[Excerpts from a figure dataset]

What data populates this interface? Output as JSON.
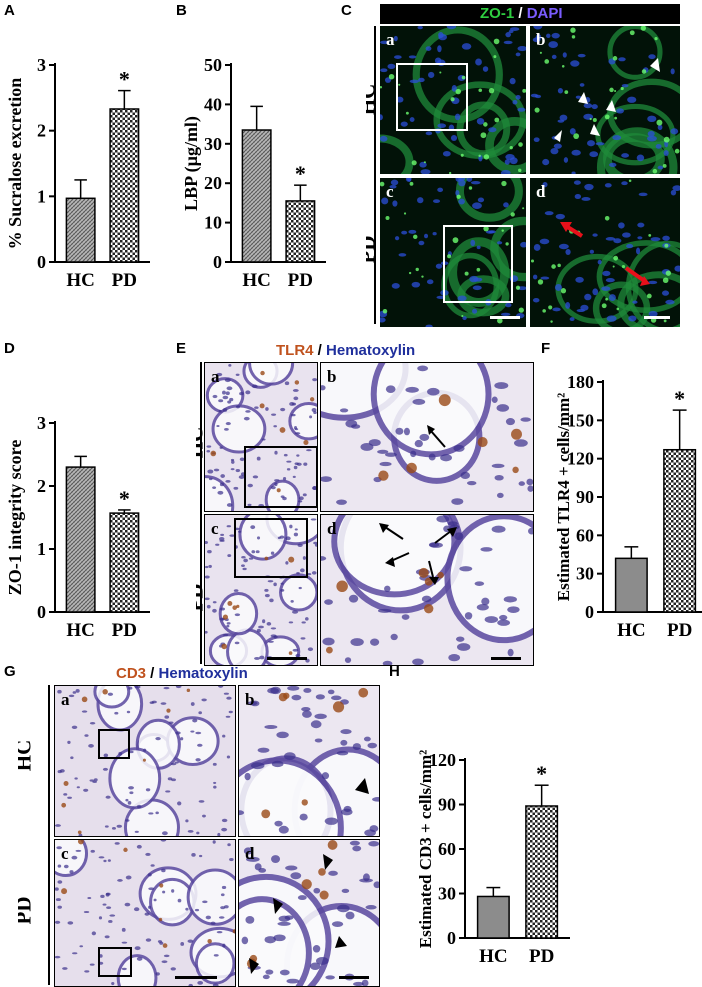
{
  "panel_labels": {
    "A": "A",
    "B": "B",
    "C": "C",
    "D": "D",
    "E": "E",
    "F": "F",
    "G": "G",
    "H": "H"
  },
  "chart_data": [
    {
      "id": "A",
      "type": "bar",
      "categories": [
        "HC",
        "PD"
      ],
      "values": [
        0.97,
        2.33
      ],
      "errors": [
        0.28,
        0.28
      ],
      "ylabel": "% Sucralose excretion",
      "ylim": [
        0,
        3
      ],
      "yticks": [
        0,
        1,
        2,
        3
      ],
      "significance": [
        "",
        "*"
      ],
      "grid": false
    },
    {
      "id": "B",
      "type": "bar",
      "categories": [
        "HC",
        "PD"
      ],
      "values": [
        33.5,
        15.5
      ],
      "errors": [
        6.0,
        4.0
      ],
      "ylabel": "LBP (µg/ml)",
      "ylim": [
        0,
        50
      ],
      "yticks": [
        0,
        10,
        20,
        30,
        40,
        50
      ],
      "significance": [
        "",
        "*"
      ],
      "grid": false
    },
    {
      "id": "D",
      "type": "bar",
      "categories": [
        "HC",
        "PD"
      ],
      "values": [
        2.3,
        1.57
      ],
      "errors": [
        0.17,
        0.05
      ],
      "ylabel": "ZO-1 integrity score",
      "ylim": [
        0,
        3
      ],
      "yticks": [
        0,
        1,
        2,
        3
      ],
      "significance": [
        "",
        "*"
      ],
      "grid": false
    },
    {
      "id": "F",
      "type": "bar",
      "categories": [
        "HC",
        "PD"
      ],
      "values": [
        42,
        127
      ],
      "errors": [
        9,
        31
      ],
      "ylabel": "Estimated TLR4 + cells/mm²",
      "ylim": [
        0,
        180
      ],
      "yticks": [
        0,
        30,
        60,
        90,
        120,
        150,
        180
      ],
      "significance": [
        "",
        "*"
      ],
      "grid": false
    },
    {
      "id": "H",
      "type": "bar",
      "categories": [
        "HC",
        "PD"
      ],
      "values": [
        28,
        89
      ],
      "errors": [
        6,
        14
      ],
      "ylabel": "Estimated CD3 + cells/mm²",
      "ylim": [
        0,
        120
      ],
      "yticks": [
        0,
        30,
        60,
        90,
        120
      ],
      "significance": [
        "",
        "*"
      ],
      "grid": false
    }
  ],
  "micrographs": {
    "C": {
      "stain1": "ZO-1",
      "sep": " / ",
      "stain2": "DAPI",
      "row1": "HC",
      "row2": "PD",
      "tiles": [
        "a",
        "b",
        "c",
        "d"
      ],
      "colors": {
        "stain1": "#2ecc40",
        "stain2": "#5a3fd6"
      }
    },
    "E": {
      "stain1": "TLR4",
      "sep": " / ",
      "stain2": "Hematoxylin",
      "row1": "HC",
      "row2": "PD",
      "tiles": [
        "a",
        "b",
        "c",
        "d"
      ],
      "colors": {
        "stain1": "#c0521e",
        "stain2": "#1f2f9c"
      }
    },
    "G": {
      "stain1": "CD3",
      "sep": " / ",
      "stain2": "Hematoxylin",
      "row1": "HC",
      "row2": "PD",
      "tiles": [
        "a",
        "b",
        "c",
        "d"
      ],
      "colors": {
        "stain1": "#c0521e",
        "stain2": "#1f2f9c"
      }
    }
  }
}
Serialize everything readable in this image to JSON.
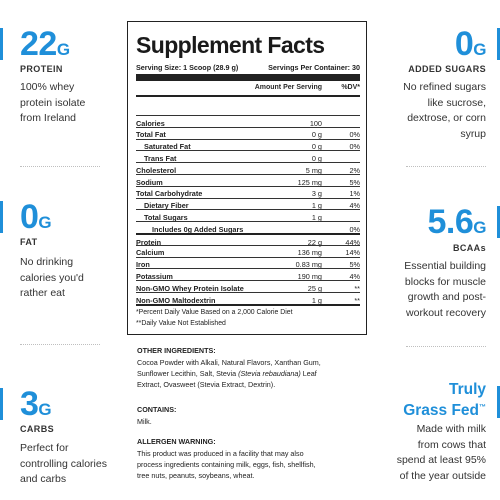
{
  "colors": {
    "accent": "#1f8fd9"
  },
  "left_features": [
    {
      "value": "22",
      "unit": "G",
      "label": "PROTEIN",
      "desc": [
        "100% whey",
        "protein isolate",
        "from Ireland"
      ]
    },
    {
      "value": "0",
      "unit": "G",
      "label": "FAT",
      "desc": [
        "No drinking",
        "calories you'd",
        "rather eat"
      ]
    },
    {
      "value": "3",
      "unit": "G",
      "label": "CARBS",
      "desc": [
        "Perfect for",
        "controlling calories",
        "and carbs"
      ]
    }
  ],
  "right_features": [
    {
      "value": "0",
      "unit": "G",
      "label": "ADDED SUGARS",
      "desc": [
        "No refined sugars",
        "like sucrose,",
        "dextrose, or corn",
        "syrup"
      ]
    },
    {
      "value": "5.6",
      "unit": "G",
      "label": "BCAAs",
      "desc": [
        "Essential building",
        "blocks for muscle",
        "growth and post-",
        "workout recovery"
      ]
    },
    {
      "title_line1": "Truly",
      "title_line2": "Grass Fed",
      "tm": "™",
      "desc": [
        "Made with milk",
        "from cows that",
        "spend at least 95%",
        "of the year outside"
      ]
    }
  ],
  "panel": {
    "title": "Supplement Facts",
    "serving_size": "Serving Size: 1 Scoop (28.9 g)",
    "servings_per_container": "Servings Per Container: 30",
    "col_amount": "Amount Per Serving",
    "col_dv": "%DV*",
    "rows": [
      {
        "name": "Calories",
        "amount": "100",
        "dv": "",
        "indent": 0
      },
      {
        "name": "Total Fat",
        "amount": "0 g",
        "dv": "0%",
        "indent": 0
      },
      {
        "name": "Saturated Fat",
        "amount": "0 g",
        "dv": "0%",
        "indent": 1
      },
      {
        "name": "Trans Fat",
        "amount": "0 g",
        "dv": "",
        "indent": 1
      },
      {
        "name": "Cholesterol",
        "amount": "5 mg",
        "dv": "2%",
        "indent": 0
      },
      {
        "name": "Sodium",
        "amount": "125 mg",
        "dv": "5%",
        "indent": 0
      },
      {
        "name": "Total Carbohydrate",
        "amount": "3 g",
        "dv": "1%",
        "indent": 0
      },
      {
        "name": "Dietary Fiber",
        "amount": "1 g",
        "dv": "4%",
        "indent": 1
      },
      {
        "name": "Total Sugars",
        "amount": "1 g",
        "dv": "",
        "indent": 1
      },
      {
        "name": "Includes 0g Added Sugars",
        "amount": "",
        "dv": "0%",
        "indent": 2
      },
      {
        "name": "Protein",
        "amount": "22 g",
        "dv": "44%",
        "indent": 0,
        "thick": true
      },
      {
        "name": "Calcium",
        "amount": "136 mg",
        "dv": "14%",
        "indent": 0
      },
      {
        "name": "Iron",
        "amount": "0.83 mg",
        "dv": "5%",
        "indent": 0
      },
      {
        "name": "Potassium",
        "amount": "190 mg",
        "dv": "4%",
        "indent": 0
      },
      {
        "name": "Non-GMO Whey Protein Isolate",
        "amount": "25 g",
        "dv": "**",
        "indent": 0
      },
      {
        "name": "Non-GMO Maltodextrin",
        "amount": "1 g",
        "dv": "**",
        "indent": 0
      }
    ],
    "footnote1": "*Percent Daily Value Based on a 2,000 Calorie Diet",
    "footnote2": "**Daily Value Not Established"
  },
  "other_ingredients": {
    "heading": "OTHER INGREDIENTS:",
    "line1": "Cocoa Powder with Alkali, Natural Flavors, Xanthan Gum,",
    "line2a": "Sunflower Lecithin, Salt, Stevia ",
    "line2b": "(Stevia rebaudiana)",
    "line2c": " Leaf",
    "line3": "Extract, Ovasweet (Stevia Extract, Dextrin)."
  },
  "contains": {
    "heading": "CONTAINS:",
    "text": "Milk."
  },
  "allergen": {
    "heading": "ALLERGEN WARNING:",
    "lines": [
      "This product was produced in a facility that may also",
      "process ingredients containing milk, eggs, fish, shellfish,",
      "tree nuts, peanuts, soybeans, wheat."
    ]
  }
}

Description of the task: Each record above needs to be copied exactly, with images left out.

Result:
What data populates this interface? Output as JSON.
{
  "panel_labels": {
    "A": "A",
    "B": "B",
    "C": "C",
    "D": "D",
    "E": "E",
    "F": "F",
    "G": "G",
    "H": "H"
  },
  "chart_data": [
    {
      "id": "A",
      "type": "bar",
      "categories": [
        "HC",
        "PD"
      ],
      "values": [
        0.97,
        2.33
      ],
      "errors": [
        0.28,
        0.28
      ],
      "ylabel": "% Sucralose excretion",
      "ylim": [
        0,
        3
      ],
      "yticks": [
        0,
        1,
        2,
        3
      ],
      "significance": [
        "",
        "*"
      ],
      "grid": false
    },
    {
      "id": "B",
      "type": "bar",
      "categories": [
        "HC",
        "PD"
      ],
      "values": [
        33.5,
        15.5
      ],
      "errors": [
        6.0,
        4.0
      ],
      "ylabel": "LBP (µg/ml)",
      "ylim": [
        0,
        50
      ],
      "yticks": [
        0,
        10,
        20,
        30,
        40,
        50
      ],
      "significance": [
        "",
        "*"
      ],
      "grid": false
    },
    {
      "id": "D",
      "type": "bar",
      "categories": [
        "HC",
        "PD"
      ],
      "values": [
        2.3,
        1.57
      ],
      "errors": [
        0.17,
        0.05
      ],
      "ylabel": "ZO-1 integrity score",
      "ylim": [
        0,
        3
      ],
      "yticks": [
        0,
        1,
        2,
        3
      ],
      "significance": [
        "",
        "*"
      ],
      "grid": false
    },
    {
      "id": "F",
      "type": "bar",
      "categories": [
        "HC",
        "PD"
      ],
      "values": [
        42,
        127
      ],
      "errors": [
        9,
        31
      ],
      "ylabel": "Estimated TLR4 + cells/mm²",
      "ylim": [
        0,
        180
      ],
      "yticks": [
        0,
        30,
        60,
        90,
        120,
        150,
        180
      ],
      "significance": [
        "",
        "*"
      ],
      "grid": false
    },
    {
      "id": "H",
      "type": "bar",
      "categories": [
        "HC",
        "PD"
      ],
      "values": [
        28,
        89
      ],
      "errors": [
        6,
        14
      ],
      "ylabel": "Estimated CD3 + cells/mm²",
      "ylim": [
        0,
        120
      ],
      "yticks": [
        0,
        30,
        60,
        90,
        120
      ],
      "significance": [
        "",
        "*"
      ],
      "grid": false
    }
  ],
  "micrographs": {
    "C": {
      "stain1": "ZO-1",
      "sep": " / ",
      "stain2": "DAPI",
      "row1": "HC",
      "row2": "PD",
      "tiles": [
        "a",
        "b",
        "c",
        "d"
      ],
      "colors": {
        "stain1": "#2ecc40",
        "stain2": "#5a3fd6"
      }
    },
    "E": {
      "stain1": "TLR4",
      "sep": " / ",
      "stain2": "Hematoxylin",
      "row1": "HC",
      "row2": "PD",
      "tiles": [
        "a",
        "b",
        "c",
        "d"
      ],
      "colors": {
        "stain1": "#c0521e",
        "stain2": "#1f2f9c"
      }
    },
    "G": {
      "stain1": "CD3",
      "sep": " / ",
      "stain2": "Hematoxylin",
      "row1": "HC",
      "row2": "PD",
      "tiles": [
        "a",
        "b",
        "c",
        "d"
      ],
      "colors": {
        "stain1": "#c0521e",
        "stain2": "#1f2f9c"
      }
    }
  }
}
Serialize everything readable in this image to JSON.
{
  "colors": {
    "accent": "#1f8fd9"
  },
  "left_features": [
    {
      "value": "22",
      "unit": "G",
      "label": "PROTEIN",
      "desc": [
        "100% whey",
        "protein isolate",
        "from Ireland"
      ]
    },
    {
      "value": "0",
      "unit": "G",
      "label": "FAT",
      "desc": [
        "No drinking",
        "calories you'd",
        "rather eat"
      ]
    },
    {
      "value": "3",
      "unit": "G",
      "label": "CARBS",
      "desc": [
        "Perfect for",
        "controlling calories",
        "and carbs"
      ]
    }
  ],
  "right_features": [
    {
      "value": "0",
      "unit": "G",
      "label": "ADDED SUGARS",
      "desc": [
        "No refined sugars",
        "like sucrose,",
        "dextrose, or corn",
        "syrup"
      ]
    },
    {
      "value": "5.6",
      "unit": "G",
      "label": "BCAAs",
      "desc": [
        "Essential building",
        "blocks for muscle",
        "growth and post-",
        "workout recovery"
      ]
    },
    {
      "title_line1": "Truly",
      "title_line2": "Grass Fed",
      "tm": "™",
      "desc": [
        "Made with milk",
        "from cows that",
        "spend at least 95%",
        "of the year outside"
      ]
    }
  ],
  "panel": {
    "title": "Supplement Facts",
    "serving_size": "Serving Size: 1 Scoop (28.9 g)",
    "servings_per_container": "Servings Per Container: 30",
    "col_amount": "Amount Per Serving",
    "col_dv": "%DV*",
    "rows": [
      {
        "name": "Calories",
        "amount": "100",
        "dv": "",
        "indent": 0
      },
      {
        "name": "Total Fat",
        "amount": "0 g",
        "dv": "0%",
        "indent": 0
      },
      {
        "name": "Saturated Fat",
        "amount": "0 g",
        "dv": "0%",
        "indent": 1
      },
      {
        "name": "Trans Fat",
        "amount": "0 g",
        "dv": "",
        "indent": 1
      },
      {
        "name": "Cholesterol",
        "amount": "5 mg",
        "dv": "2%",
        "indent": 0
      },
      {
        "name": "Sodium",
        "amount": "125 mg",
        "dv": "5%",
        "indent": 0
      },
      {
        "name": "Total Carbohydrate",
        "amount": "3 g",
        "dv": "1%",
        "indent": 0
      },
      {
        "name": "Dietary Fiber",
        "amount": "1 g",
        "dv": "4%",
        "indent": 1
      },
      {
        "name": "Total Sugars",
        "amount": "1 g",
        "dv": "",
        "indent": 1
      },
      {
        "name": "Includes 0g Added Sugars",
        "amount": "",
        "dv": "0%",
        "indent": 2
      },
      {
        "name": "Protein",
        "amount": "22 g",
        "dv": "44%",
        "indent": 0,
        "thick": true
      },
      {
        "name": "Calcium",
        "amount": "136 mg",
        "dv": "14%",
        "indent": 0
      },
      {
        "name": "Iron",
        "amount": "0.83 mg",
        "dv": "5%",
        "indent": 0
      },
      {
        "name": "Potassium",
        "amount": "190 mg",
        "dv": "4%",
        "indent": 0
      },
      {
        "name": "Non-GMO Whey Protein Isolate",
        "amount": "25 g",
        "dv": "**",
        "indent": 0
      },
      {
        "name": "Non-GMO Maltodextrin",
        "amount": "1 g",
        "dv": "**",
        "indent": 0
      }
    ],
    "footnote1": "*Percent Daily Value Based on a 2,000 Calorie Diet",
    "footnote2": "**Daily Value Not Established"
  },
  "other_ingredients": {
    "heading": "OTHER INGREDIENTS:",
    "line1": "Cocoa Powder with Alkali, Natural Flavors, Xanthan Gum,",
    "line2a": "Sunflower Lecithin, Salt, Stevia ",
    "line2b": "(Stevia rebaudiana)",
    "line2c": " Leaf",
    "line3": "Extract, Ovasweet (Stevia Extract, Dextrin)."
  },
  "contains": {
    "heading": "CONTAINS:",
    "text": "Milk."
  },
  "allergen": {
    "heading": "ALLERGEN WARNING:",
    "lines": [
      "This product was produced in a facility that may also",
      "process ingredients containing milk, eggs, fish, shellfish,",
      "tree nuts, peanuts, soybeans, wheat."
    ]
  }
}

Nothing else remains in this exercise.